| Given task |
Every entry must be copied word for word.

| Information provided |
---------------
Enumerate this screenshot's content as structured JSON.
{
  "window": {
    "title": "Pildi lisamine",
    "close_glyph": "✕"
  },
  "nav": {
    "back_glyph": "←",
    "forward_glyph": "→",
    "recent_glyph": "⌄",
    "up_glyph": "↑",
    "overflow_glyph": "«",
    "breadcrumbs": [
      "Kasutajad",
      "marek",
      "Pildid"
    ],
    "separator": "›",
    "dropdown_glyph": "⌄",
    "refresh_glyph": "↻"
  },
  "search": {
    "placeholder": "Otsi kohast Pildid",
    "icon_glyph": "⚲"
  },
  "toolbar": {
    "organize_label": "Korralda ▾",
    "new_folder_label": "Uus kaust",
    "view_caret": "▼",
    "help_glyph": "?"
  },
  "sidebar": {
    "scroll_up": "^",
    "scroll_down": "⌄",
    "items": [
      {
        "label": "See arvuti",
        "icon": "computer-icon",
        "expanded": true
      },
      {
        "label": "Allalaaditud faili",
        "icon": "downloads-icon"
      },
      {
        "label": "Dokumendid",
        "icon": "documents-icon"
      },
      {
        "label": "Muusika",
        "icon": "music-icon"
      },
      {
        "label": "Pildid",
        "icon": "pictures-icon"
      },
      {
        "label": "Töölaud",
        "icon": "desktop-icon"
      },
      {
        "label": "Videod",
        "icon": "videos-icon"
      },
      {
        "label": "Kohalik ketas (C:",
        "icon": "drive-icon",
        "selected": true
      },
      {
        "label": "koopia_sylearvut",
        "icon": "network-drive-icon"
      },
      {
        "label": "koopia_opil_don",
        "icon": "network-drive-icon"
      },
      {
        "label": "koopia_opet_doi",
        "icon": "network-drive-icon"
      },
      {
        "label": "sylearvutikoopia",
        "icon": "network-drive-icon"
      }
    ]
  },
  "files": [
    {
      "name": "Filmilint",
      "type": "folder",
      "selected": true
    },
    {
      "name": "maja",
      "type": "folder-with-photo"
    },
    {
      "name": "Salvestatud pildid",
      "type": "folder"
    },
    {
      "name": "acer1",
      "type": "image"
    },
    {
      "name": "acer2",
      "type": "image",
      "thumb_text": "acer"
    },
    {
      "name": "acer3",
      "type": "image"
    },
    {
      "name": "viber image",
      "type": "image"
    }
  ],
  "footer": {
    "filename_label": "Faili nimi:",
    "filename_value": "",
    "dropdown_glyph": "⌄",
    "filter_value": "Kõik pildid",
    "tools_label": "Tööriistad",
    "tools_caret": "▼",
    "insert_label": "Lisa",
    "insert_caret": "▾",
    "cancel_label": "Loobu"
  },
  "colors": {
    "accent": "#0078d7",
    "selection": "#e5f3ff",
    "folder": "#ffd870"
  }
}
---------------
| Problem solution |
Enumerate this screenshot's content as structured JSON.
{
  "window": {
    "title": "Pildi lisamine",
    "close_glyph": "✕"
  },
  "nav": {
    "back_glyph": "←",
    "forward_glyph": "→",
    "recent_glyph": "⌄",
    "up_glyph": "↑",
    "overflow_glyph": "«",
    "breadcrumbs": [
      "Kasutajad",
      "marek",
      "Pildid"
    ],
    "separator": "›",
    "dropdown_glyph": "⌄",
    "refresh_glyph": "↻"
  },
  "search": {
    "placeholder": "Otsi kohast Pildid",
    "icon_glyph": "⚲"
  },
  "toolbar": {
    "organize_label": "Korralda ▾",
    "new_folder_label": "Uus kaust",
    "view_caret": "▼",
    "help_glyph": "?"
  },
  "sidebar": {
    "scroll_up": "^",
    "scroll_down": "⌄",
    "items": [
      {
        "label": "See arvuti",
        "icon": "computer-icon",
        "expanded": true
      },
      {
        "label": "Allalaaditud faili",
        "icon": "downloads-icon"
      },
      {
        "label": "Dokumendid",
        "icon": "documents-icon"
      },
      {
        "label": "Muusika",
        "icon": "music-icon"
      },
      {
        "label": "Pildid",
        "icon": "pictures-icon"
      },
      {
        "label": "Töölaud",
        "icon": "desktop-icon"
      },
      {
        "label": "Videod",
        "icon": "videos-icon"
      },
      {
        "label": "Kohalik ketas (C:",
        "icon": "drive-icon",
        "selected": true
      },
      {
        "label": "koopia_sylearvut",
        "icon": "network-drive-icon"
      },
      {
        "label": "koopia_opil_don",
        "icon": "network-drive-icon"
      },
      {
        "label": "koopia_opet_doi",
        "icon": "network-drive-icon"
      },
      {
        "label": "sylearvutikoopia",
        "icon": "network-drive-icon"
      }
    ]
  },
  "files": [
    {
      "name": "Filmilint",
      "type": "folder",
      "selected": true
    },
    {
      "name": "maja",
      "type": "folder-with-photo"
    },
    {
      "name": "Salvestatud pildid",
      "type": "folder"
    },
    {
      "name": "acer1",
      "type": "image"
    },
    {
      "name": "acer2",
      "type": "image",
      "thumb_text": "acer"
    },
    {
      "name": "acer3",
      "type": "image"
    },
    {
      "name": "viber image",
      "type": "image"
    }
  ],
  "footer": {
    "filename_label": "Faili nimi:",
    "filename_value": "",
    "dropdown_glyph": "⌄",
    "filter_value": "Kõik pildid",
    "tools_label": "Tööriistad",
    "tools_caret": "▼",
    "insert_label": "Lisa",
    "insert_caret": "▾",
    "cancel_label": "Loobu"
  },
  "colors": {
    "accent": "#0078d7",
    "selection": "#e5f3ff",
    "folder": "#ffd870"
  }
}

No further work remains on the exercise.